> **THE PROBLEM**
Write out every entry exactly as given, but omit the pictures.

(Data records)
## Start
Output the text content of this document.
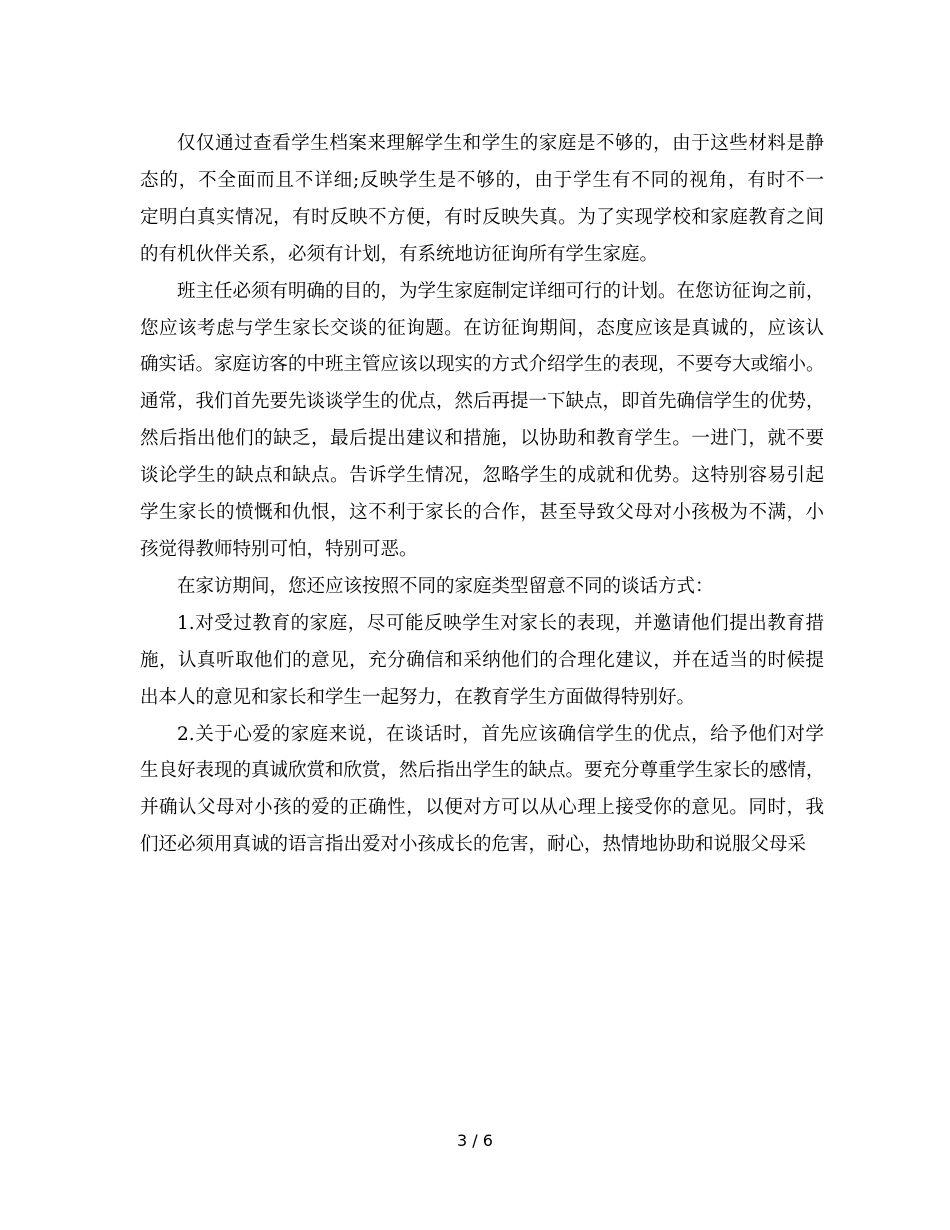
仅仅通过查看学生档案来理解学生和学生的家庭是不够的，由于这些材料是静
态的，不全面而且不详细;反映学生是不够的，由于学生有不同的视角，有时不一
定明白真实情况，有时反映不方便，有时反映失真。为了实现学校和家庭教育之间
的有机伙伴关系，必须有计划，有系统地访征询所有学生家庭。

班主任必须有明确的目的，为学生家庭制定详细可行的计划。在您访征询之前，
您应该考虑与学生家长交谈的征询题。在访征询期间，态度应该是真诚的，应该认
确实话。家庭访客的中班主管应该以现实的方式介绍学生的表现，不要夸大或缩小。
通常，我们首先要先谈谈学生的优点，然后再提一下缺点，即首先确信学生的优势，
然后指出他们的缺乏，最后提出建议和措施，以协助和教育学生。一进门，就不要
谈论学生的缺点和缺点。告诉学生情况，忽略学生的成就和优势。这特别容易引起
学生家长的愤慨和仇恨，这不利于家长的合作，甚至导致父母对小孩极为不满，小
孩觉得教师特别可怕，特别可恶。

在家访期间，您还应该按照不同的家庭类型留意不同的谈话方式：

1.对受过教育的家庭，尽可能反映学生对家长的表现，并邀请他们提出教育措
施，认真听取他们的意见，充分确信和采纳他们的合理化建议，并在适当的时候提
出本人的意见和家长和学生一起努力，在教育学生方面做得特别好。

2.关于心爱的家庭来说，在谈话时，首先应该确信学生的优点，给予他们对学
生良好表现的真诚欣赏和欣赏，然后指出学生的缺点。要充分尊重学生家长的感情，
并确认父母对小孩的爱的正确性，以便对方可以从心理上接受你的意见。同时，我
们还必须用真诚的语言指出爱对小孩成长的危害，耐心，热情地协助和说服父母采

3 / 6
## End
> **FINAL RESULT**
Output the text content of this document.
仅仅通过查看学生档案来理解学生和学生的家庭是不够的，由于这些材料是静
态的，不全面而且不详细;反映学生是不够的，由于学生有不同的视角，有时不一
定明白真实情况，有时反映不方便，有时反映失真。为了实现学校和家庭教育之间
的有机伙伴关系，必须有计划，有系统地访征询所有学生家庭。

班主任必须有明确的目的，为学生家庭制定详细可行的计划。在您访征询之前，
您应该考虑与学生家长交谈的征询题。在访征询期间，态度应该是真诚的，应该认
确实话。家庭访客的中班主管应该以现实的方式介绍学生的表现，不要夸大或缩小。
通常，我们首先要先谈谈学生的优点，然后再提一下缺点，即首先确信学生的优势，
然后指出他们的缺乏，最后提出建议和措施，以协助和教育学生。一进门，就不要
谈论学生的缺点和缺点。告诉学生情况，忽略学生的成就和优势。这特别容易引起
学生家长的愤慨和仇恨，这不利于家长的合作，甚至导致父母对小孩极为不满，小
孩觉得教师特别可怕，特别可恶。

在家访期间，您还应该按照不同的家庭类型留意不同的谈话方式：

1.对受过教育的家庭，尽可能反映学生对家长的表现，并邀请他们提出教育措
施，认真听取他们的意见，充分确信和采纳他们的合理化建议，并在适当的时候提
出本人的意见和家长和学生一起努力，在教育学生方面做得特别好。

2.关于心爱的家庭来说，在谈话时，首先应该确信学生的优点，给予他们对学
生良好表现的真诚欣赏和欣赏，然后指出学生的缺点。要充分尊重学生家长的感情，
并确认父母对小孩的爱的正确性，以便对方可以从心理上接受你的意见。同时，我
们还必须用真诚的语言指出爱对小孩成长的危害，耐心，热情地协助和说服父母采

3 / 6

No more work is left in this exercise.